What is asked:
Return the entries below verbatim. Pictures stay out.

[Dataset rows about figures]
**********

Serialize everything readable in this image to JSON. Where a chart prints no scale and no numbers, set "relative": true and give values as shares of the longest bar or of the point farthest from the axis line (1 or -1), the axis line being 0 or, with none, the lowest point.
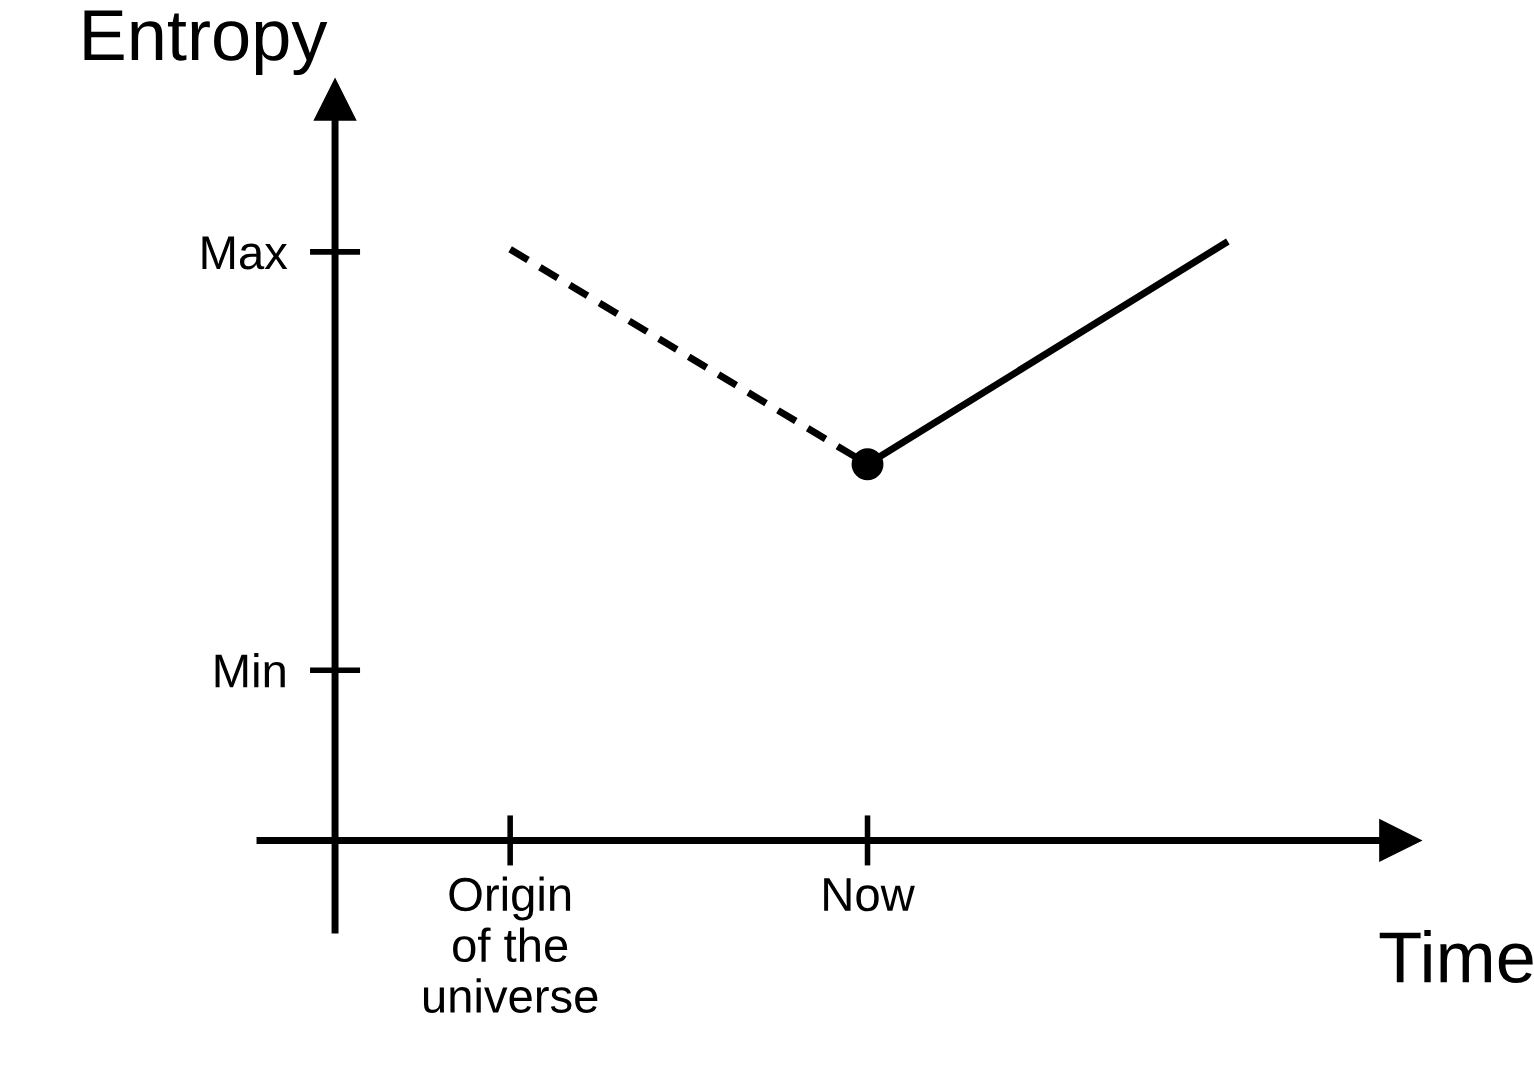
{
  "chart_data": {
    "type": "line",
    "xlabel": "Time",
    "ylabel": "Entropy",
    "relative": true,
    "categories": [
      "Origin\nof the\nuniverse",
      "Now",
      null
    ],
    "annotations": [
      "Max",
      "Min"
    ],
    "series": [
      {
        "values": [
          0.99,
          0.63,
          null
        ],
        "color": "#000000",
        "line_style": "dashed"
      },
      {
        "values": [
          null,
          0.63,
          1.0
        ],
        "color": "#000000",
        "line_style": "solid"
      },
      {
        "type": "scatter",
        "values": [
          null,
          0.63,
          null
        ],
        "color": "#000000",
        "marker": "circle"
      }
    ]
  }
}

**********

Task answer:
Serialize everything readable in this image to JSON. Where a chart prints no scale and no numbers, set "relative": true and give values as shares of the longest bar or of the point farthest from the axis line (1 or -1), the axis line being 0 or, with none, the lowest point.
{
  "chart_data": {
    "type": "line",
    "xlabel": "Time",
    "ylabel": "Entropy",
    "relative": true,
    "categories": [
      "Origin\nof the\nuniverse",
      "Now",
      null
    ],
    "annotations": [
      "Max",
      "Min"
    ],
    "series": [
      {
        "values": [
          0.99,
          0.63,
          null
        ],
        "color": "#000000",
        "line_style": "dashed"
      },
      {
        "values": [
          null,
          0.63,
          1.0
        ],
        "color": "#000000",
        "line_style": "solid"
      },
      {
        "type": "scatter",
        "values": [
          null,
          0.63,
          null
        ],
        "color": "#000000",
        "marker": "circle"
      }
    ]
  }
}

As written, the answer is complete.